Study questions:
1: List every category that the October inflation note names as seeing more muted increases behind the softer print.
2: Write the next paragraph of the October inflation note.

Page excerpt:
CIO Notebook : October Inflation Data: More Treat Than Trick

November 14, 2023

In our view, the inflation and non-farm payrolls prints together may be enough to keep the Fed on the sidelines through the end of 2024 as they reflect a softening in the U.S. economy despite a steamy Q3 GDP of +4.9%.

October U.S. inflation data was released today, coming in lighter-than-expected and bucking the trend over the last two months. Headline CPI was flat month-over-month and up +3.2% year-over-year, versus expectations of +0.1% and +3.3%, respectively. Core CPI was even more encouraging, rising only +0.2% from September and up +4.0% on a year-over-year basis. This was compared with expectations of +0.3% and +4.1%, respectively, although the whisper numbers were for the most part higher than consensus. Driving the softer print(s) were more muted increases in owner’s equivalent rent which represents shelter as well as energy, used cars, medical care services, hotel rates, and airfares. Auto insurance and certain food categories were slightly higher than the previous month.

Information supplied:
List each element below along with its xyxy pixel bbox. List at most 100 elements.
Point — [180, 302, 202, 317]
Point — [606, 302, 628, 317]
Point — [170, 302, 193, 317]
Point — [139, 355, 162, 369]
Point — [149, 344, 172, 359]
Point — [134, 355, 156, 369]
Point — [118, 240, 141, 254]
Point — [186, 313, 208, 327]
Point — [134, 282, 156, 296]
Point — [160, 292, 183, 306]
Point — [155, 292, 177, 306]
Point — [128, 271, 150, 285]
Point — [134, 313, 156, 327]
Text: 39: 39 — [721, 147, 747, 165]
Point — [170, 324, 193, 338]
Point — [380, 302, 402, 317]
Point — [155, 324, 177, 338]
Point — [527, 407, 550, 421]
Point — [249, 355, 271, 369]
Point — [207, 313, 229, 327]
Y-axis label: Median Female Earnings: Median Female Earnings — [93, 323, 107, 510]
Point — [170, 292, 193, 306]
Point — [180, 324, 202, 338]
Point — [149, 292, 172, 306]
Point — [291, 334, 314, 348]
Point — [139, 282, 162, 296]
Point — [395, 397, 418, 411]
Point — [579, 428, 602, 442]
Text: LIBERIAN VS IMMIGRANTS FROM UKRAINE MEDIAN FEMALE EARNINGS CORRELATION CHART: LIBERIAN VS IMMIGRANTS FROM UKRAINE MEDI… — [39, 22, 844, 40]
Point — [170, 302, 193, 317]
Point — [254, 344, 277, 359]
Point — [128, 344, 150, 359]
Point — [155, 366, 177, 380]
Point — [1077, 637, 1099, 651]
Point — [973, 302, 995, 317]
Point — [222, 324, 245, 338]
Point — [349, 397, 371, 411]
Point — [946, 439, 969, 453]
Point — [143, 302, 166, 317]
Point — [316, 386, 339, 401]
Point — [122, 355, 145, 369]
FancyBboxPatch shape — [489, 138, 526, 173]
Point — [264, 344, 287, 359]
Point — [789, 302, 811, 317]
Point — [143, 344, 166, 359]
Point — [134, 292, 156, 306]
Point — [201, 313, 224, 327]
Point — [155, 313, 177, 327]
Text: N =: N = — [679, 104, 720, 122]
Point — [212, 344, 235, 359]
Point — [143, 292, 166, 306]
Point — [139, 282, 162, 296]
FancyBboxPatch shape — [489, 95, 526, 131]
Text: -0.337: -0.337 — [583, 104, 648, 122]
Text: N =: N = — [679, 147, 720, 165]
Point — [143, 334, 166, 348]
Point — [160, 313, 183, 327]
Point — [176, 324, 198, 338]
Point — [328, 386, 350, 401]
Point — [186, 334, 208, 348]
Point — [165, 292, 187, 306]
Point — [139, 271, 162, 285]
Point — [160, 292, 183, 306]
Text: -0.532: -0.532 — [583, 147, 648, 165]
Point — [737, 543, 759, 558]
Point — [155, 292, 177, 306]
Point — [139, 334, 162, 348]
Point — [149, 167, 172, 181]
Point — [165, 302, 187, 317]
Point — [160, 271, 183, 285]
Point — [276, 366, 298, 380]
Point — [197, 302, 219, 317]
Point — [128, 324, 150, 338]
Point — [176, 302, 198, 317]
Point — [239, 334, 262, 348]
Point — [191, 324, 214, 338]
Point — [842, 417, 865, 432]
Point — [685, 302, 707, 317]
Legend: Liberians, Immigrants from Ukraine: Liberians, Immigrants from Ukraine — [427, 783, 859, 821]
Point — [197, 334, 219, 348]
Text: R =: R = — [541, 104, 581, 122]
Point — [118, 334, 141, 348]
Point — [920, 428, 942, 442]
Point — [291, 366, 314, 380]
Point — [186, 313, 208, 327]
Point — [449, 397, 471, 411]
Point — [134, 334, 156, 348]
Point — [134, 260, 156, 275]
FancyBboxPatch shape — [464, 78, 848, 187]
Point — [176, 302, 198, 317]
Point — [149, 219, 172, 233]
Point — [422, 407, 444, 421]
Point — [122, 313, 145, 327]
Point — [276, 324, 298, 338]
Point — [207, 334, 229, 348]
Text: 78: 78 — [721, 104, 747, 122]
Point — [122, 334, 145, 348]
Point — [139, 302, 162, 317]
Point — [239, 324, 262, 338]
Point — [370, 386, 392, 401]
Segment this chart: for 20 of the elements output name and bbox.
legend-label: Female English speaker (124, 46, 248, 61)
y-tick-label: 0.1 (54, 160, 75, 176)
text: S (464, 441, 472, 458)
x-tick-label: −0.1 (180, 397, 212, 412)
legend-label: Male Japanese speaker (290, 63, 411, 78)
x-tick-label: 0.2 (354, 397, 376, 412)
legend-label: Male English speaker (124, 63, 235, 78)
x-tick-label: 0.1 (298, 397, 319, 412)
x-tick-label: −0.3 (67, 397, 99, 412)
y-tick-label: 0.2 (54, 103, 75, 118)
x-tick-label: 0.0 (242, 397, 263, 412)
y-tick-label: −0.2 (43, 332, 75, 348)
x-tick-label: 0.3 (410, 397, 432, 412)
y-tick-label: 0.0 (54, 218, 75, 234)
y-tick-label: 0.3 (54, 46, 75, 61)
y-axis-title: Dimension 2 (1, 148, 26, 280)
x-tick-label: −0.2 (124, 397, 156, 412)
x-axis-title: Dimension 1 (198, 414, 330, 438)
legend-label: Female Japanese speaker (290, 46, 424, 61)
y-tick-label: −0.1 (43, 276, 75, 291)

Answers by task:
1: owner's equivalent rent (shelter), energy, used cars, medical care services, hotel rates, airfares

2:
This data comes on the back of the release of the October non-farm payrolls report last week which also came in below consensus -- the U.S. economy added +150k jobs versus expectations of +170k to +180k and unemployment came in at 3.9%. More importantly, average hourly wages increased by only +0.2% for the month, lighter than the +0.3% forecast. The average work week also declined slightly to 34.3 hours as did the participation rate which fell to 62.7%.

In our view, these two prints together may be enough to keep the Federal Reserve (Fed) on the sidelines through the end of 2024 as they reflect a softening in the U.S. economy despite steamy Q3 GDP of +4.9%. Following the Fed meeting earlier this month, the probability of a rate hike in December stood at 19.4% according to the CME FedWatch Tool. That has dropped to 0% as of today. Despite the market expectations, however, Fed Chairman Jerome Powell and the other members of the Fed are likely to continue to drive home the importance of data and their desire to keep policy restrictive until inflation is back down to target.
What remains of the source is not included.